(Stored items)
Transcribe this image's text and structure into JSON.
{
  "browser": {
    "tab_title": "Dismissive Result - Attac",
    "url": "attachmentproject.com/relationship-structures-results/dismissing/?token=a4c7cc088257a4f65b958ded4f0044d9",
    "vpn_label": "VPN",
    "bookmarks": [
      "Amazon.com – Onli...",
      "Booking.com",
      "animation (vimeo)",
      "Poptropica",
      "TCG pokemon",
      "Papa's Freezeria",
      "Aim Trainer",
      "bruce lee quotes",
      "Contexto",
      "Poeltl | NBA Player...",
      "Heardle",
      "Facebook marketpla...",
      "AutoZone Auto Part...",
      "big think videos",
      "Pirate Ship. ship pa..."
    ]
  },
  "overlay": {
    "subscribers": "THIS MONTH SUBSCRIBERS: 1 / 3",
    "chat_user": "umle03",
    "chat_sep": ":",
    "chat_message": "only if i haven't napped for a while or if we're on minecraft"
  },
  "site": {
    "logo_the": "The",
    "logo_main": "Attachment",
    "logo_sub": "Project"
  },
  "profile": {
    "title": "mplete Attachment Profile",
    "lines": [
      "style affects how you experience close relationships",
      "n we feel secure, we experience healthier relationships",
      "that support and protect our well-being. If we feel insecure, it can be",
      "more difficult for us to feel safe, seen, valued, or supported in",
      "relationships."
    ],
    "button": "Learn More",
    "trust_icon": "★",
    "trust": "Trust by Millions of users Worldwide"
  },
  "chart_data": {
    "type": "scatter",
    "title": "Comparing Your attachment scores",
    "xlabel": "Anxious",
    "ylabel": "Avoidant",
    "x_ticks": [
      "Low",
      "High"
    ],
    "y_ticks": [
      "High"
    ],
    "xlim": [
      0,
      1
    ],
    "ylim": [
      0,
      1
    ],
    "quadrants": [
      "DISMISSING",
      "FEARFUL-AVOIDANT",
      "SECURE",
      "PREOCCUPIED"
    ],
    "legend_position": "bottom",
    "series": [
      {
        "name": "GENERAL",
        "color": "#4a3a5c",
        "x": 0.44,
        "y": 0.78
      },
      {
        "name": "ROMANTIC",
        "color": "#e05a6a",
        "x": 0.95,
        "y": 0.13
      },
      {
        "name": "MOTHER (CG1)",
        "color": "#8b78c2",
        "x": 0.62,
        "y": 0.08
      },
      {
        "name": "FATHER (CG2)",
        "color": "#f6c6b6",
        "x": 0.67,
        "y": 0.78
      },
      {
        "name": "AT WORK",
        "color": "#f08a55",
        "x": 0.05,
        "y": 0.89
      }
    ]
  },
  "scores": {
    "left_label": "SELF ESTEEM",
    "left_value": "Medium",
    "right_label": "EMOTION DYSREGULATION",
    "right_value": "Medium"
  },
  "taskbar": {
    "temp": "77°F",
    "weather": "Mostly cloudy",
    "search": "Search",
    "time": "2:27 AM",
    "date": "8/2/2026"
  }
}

## Work to be completed
Give the number of lines in the listing above that hold the string "feel", with nothing else.

## Reply
3